**STATED GOAL:** Find every line in the records below that holds the word "heading", and copy it out.

::::::::::

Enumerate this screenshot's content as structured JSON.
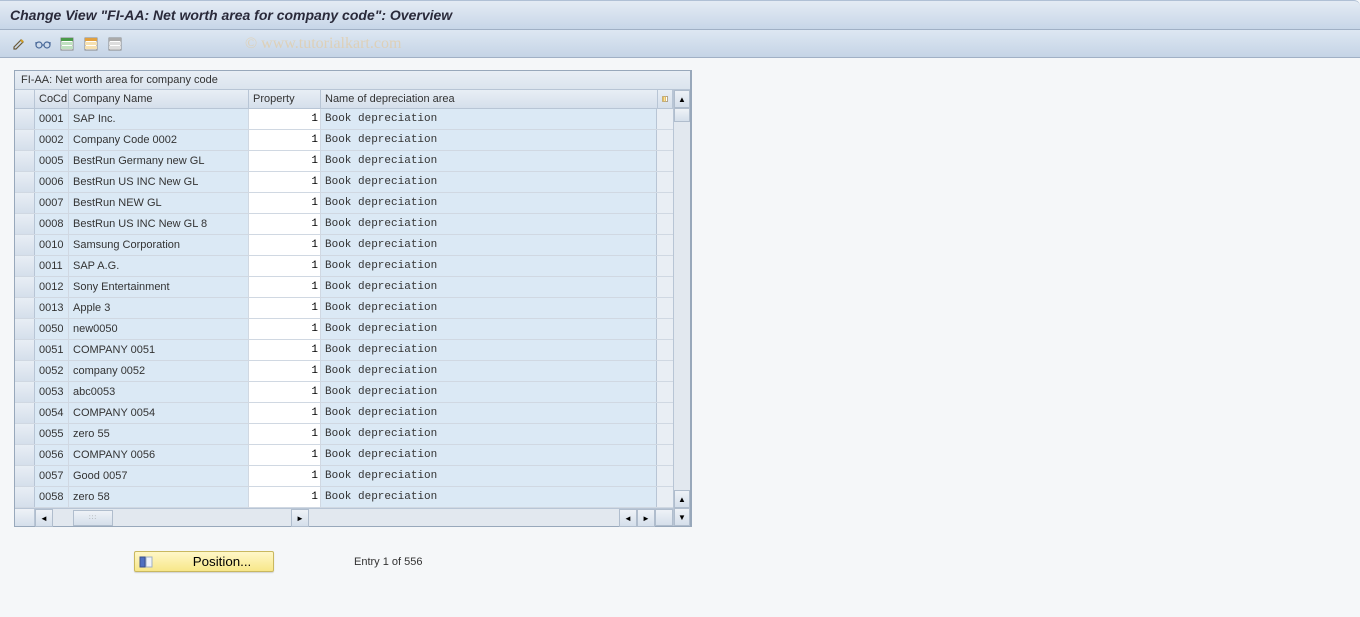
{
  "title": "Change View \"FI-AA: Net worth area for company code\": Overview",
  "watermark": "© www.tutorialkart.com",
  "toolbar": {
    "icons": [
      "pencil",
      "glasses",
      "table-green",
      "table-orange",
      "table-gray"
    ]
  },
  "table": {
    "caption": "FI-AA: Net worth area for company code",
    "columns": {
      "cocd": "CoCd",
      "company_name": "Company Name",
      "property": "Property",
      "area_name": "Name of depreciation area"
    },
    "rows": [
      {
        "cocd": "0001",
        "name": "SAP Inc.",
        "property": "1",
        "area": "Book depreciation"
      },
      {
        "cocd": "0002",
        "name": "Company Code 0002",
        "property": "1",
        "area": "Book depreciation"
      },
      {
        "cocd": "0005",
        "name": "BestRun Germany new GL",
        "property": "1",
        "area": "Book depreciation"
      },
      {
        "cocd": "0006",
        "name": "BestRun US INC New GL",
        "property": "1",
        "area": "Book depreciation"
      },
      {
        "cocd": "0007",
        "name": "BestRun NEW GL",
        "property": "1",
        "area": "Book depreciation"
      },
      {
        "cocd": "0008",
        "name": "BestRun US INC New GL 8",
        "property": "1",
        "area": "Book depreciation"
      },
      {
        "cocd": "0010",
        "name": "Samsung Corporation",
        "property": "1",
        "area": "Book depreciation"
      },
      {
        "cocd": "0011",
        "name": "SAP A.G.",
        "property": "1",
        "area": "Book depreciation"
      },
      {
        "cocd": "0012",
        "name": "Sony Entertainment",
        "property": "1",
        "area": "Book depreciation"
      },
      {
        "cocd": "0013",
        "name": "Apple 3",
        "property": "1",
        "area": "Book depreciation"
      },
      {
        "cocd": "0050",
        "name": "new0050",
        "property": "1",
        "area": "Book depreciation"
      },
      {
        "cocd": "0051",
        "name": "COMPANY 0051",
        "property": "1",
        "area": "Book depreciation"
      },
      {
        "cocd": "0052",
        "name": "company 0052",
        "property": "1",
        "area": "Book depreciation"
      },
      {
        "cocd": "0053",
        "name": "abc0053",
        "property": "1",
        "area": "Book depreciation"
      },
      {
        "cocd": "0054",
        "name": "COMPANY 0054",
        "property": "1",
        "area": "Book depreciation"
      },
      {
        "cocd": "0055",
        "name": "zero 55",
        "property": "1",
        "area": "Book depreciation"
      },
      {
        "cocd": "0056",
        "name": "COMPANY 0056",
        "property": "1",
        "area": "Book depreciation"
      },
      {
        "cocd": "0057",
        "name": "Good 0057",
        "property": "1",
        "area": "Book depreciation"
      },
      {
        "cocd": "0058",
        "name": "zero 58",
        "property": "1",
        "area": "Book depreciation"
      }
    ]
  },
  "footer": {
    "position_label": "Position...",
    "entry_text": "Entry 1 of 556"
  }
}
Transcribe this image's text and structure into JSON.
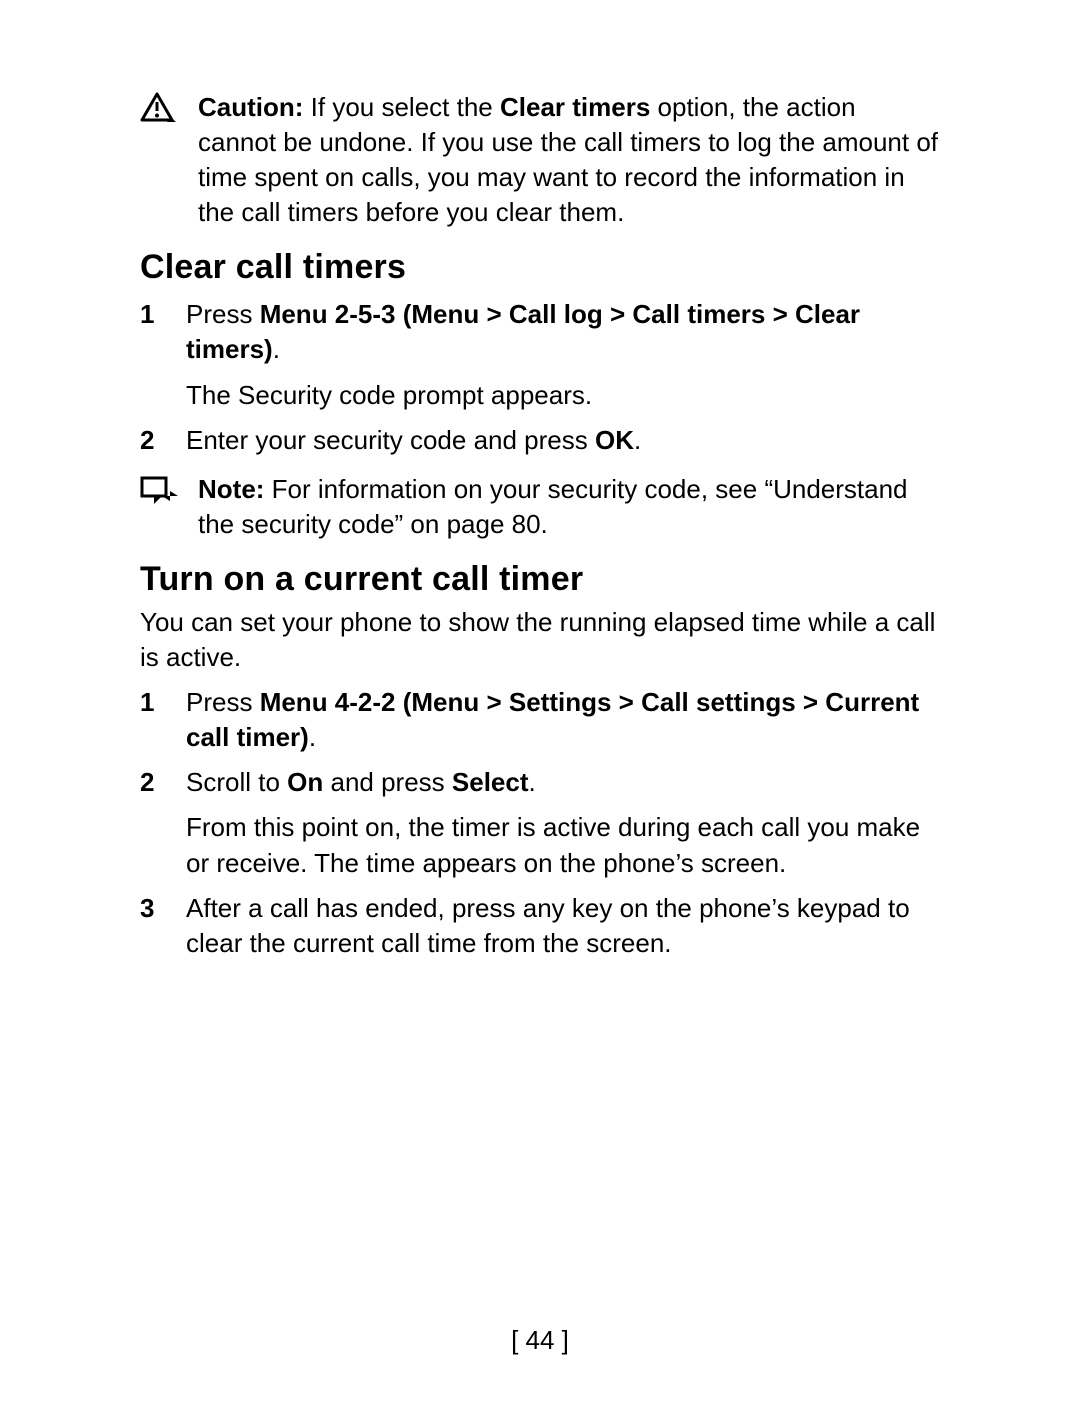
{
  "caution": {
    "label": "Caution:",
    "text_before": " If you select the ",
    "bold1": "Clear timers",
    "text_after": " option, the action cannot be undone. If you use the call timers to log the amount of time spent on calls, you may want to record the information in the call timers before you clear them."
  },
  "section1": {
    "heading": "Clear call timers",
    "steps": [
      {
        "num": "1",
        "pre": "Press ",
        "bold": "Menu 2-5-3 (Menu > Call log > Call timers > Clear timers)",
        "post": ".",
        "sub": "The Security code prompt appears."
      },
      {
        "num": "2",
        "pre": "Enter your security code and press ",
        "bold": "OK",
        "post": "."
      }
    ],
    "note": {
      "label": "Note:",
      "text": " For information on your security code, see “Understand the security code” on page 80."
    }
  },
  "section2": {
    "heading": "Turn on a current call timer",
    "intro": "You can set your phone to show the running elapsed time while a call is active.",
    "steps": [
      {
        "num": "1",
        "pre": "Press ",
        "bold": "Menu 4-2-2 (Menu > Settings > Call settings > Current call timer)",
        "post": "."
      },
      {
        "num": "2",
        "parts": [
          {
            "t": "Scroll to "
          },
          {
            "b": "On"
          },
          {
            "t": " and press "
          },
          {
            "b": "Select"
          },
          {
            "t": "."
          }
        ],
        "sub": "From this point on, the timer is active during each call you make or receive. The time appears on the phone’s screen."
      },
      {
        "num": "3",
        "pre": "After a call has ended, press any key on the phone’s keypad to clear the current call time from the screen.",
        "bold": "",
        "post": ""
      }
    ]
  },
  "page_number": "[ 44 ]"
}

::::::::::

**RESPONSE FOR THIS EXERCISE:**
    "heading": "Clear call timers",
    "heading": "Turn on a current call timer",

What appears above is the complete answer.